[start]
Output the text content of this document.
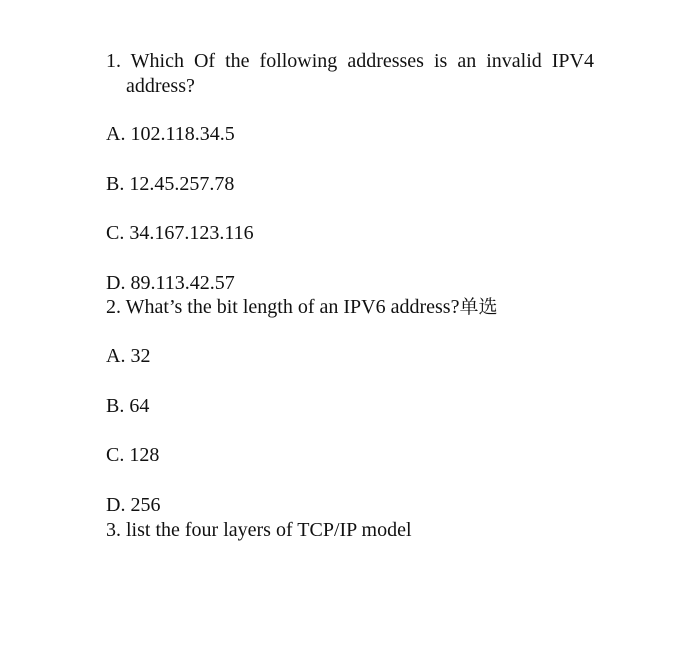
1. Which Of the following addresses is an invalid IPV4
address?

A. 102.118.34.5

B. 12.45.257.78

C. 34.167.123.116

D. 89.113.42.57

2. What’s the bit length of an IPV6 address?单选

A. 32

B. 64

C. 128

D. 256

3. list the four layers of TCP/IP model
[end]
[start]
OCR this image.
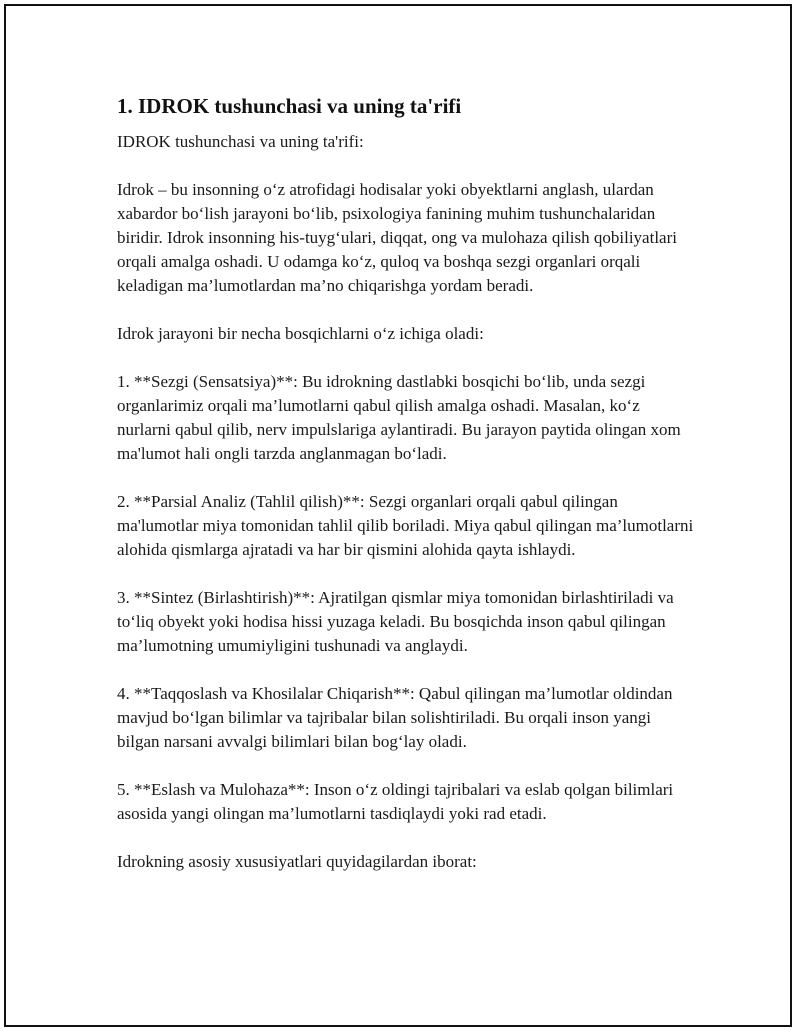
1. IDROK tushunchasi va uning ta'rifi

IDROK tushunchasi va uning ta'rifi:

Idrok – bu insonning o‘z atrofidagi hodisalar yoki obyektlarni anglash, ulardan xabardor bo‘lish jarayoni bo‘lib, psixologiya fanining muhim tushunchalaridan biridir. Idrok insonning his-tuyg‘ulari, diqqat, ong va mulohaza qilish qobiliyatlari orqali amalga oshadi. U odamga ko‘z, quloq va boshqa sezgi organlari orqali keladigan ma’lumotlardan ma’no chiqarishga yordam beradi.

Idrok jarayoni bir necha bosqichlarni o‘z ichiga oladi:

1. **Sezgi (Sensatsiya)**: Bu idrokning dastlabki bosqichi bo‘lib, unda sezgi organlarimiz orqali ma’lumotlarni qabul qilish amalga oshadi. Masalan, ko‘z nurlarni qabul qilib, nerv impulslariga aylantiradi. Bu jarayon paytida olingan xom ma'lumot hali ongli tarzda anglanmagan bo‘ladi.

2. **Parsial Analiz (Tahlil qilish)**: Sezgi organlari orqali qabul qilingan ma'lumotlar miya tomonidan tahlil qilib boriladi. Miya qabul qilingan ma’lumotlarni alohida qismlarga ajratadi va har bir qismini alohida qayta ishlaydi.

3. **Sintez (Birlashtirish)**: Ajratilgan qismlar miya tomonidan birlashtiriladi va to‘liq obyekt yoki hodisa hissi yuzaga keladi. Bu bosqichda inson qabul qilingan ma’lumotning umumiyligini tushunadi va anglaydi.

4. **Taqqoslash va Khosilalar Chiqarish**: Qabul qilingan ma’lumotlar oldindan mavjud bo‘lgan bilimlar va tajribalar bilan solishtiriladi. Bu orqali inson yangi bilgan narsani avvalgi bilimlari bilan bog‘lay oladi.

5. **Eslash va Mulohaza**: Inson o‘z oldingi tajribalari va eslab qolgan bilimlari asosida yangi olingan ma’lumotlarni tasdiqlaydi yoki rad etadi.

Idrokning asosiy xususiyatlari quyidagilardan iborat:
[end]
[start]
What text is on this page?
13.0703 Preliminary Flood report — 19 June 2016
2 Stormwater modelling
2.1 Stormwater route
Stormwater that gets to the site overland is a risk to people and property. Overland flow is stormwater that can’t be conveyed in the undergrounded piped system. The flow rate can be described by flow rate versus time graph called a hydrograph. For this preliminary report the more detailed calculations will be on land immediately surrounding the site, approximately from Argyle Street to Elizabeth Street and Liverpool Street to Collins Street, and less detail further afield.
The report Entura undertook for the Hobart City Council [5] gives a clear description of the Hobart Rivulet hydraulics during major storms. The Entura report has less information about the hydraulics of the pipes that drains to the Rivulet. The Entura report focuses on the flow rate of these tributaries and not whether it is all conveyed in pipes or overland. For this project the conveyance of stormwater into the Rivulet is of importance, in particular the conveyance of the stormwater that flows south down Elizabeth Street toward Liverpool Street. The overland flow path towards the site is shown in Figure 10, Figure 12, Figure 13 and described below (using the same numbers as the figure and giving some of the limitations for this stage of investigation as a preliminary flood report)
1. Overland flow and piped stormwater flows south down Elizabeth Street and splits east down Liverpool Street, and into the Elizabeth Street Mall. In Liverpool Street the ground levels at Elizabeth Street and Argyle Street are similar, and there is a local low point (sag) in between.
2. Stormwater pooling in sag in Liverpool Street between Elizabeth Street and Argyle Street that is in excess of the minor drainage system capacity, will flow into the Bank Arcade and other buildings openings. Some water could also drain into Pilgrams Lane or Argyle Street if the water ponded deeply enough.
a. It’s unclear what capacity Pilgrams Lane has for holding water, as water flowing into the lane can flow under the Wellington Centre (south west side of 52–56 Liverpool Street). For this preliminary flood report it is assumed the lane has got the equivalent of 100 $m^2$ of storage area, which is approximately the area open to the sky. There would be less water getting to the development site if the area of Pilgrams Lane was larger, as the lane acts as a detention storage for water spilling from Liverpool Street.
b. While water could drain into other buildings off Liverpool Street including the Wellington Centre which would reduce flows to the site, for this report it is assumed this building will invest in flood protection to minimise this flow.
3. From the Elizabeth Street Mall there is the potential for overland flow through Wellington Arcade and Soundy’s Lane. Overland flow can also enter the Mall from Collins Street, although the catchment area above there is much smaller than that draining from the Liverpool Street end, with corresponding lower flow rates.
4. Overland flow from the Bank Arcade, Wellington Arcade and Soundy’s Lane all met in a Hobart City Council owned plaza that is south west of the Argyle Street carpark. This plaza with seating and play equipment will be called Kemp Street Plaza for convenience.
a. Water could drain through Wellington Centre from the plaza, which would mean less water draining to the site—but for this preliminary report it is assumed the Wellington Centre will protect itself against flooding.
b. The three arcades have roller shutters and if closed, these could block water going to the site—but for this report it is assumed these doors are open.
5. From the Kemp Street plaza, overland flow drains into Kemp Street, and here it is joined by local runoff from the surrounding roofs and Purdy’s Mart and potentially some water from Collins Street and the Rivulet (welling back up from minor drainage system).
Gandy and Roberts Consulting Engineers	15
[end]
WHAT THIS TASK INVOLVES:
Copy in full each line that holds the word "uning".

FULL SOLUTION:
1. IDROK tushunchasi va uning ta'rifi
IDROK tushunchasi va uning ta'rifi:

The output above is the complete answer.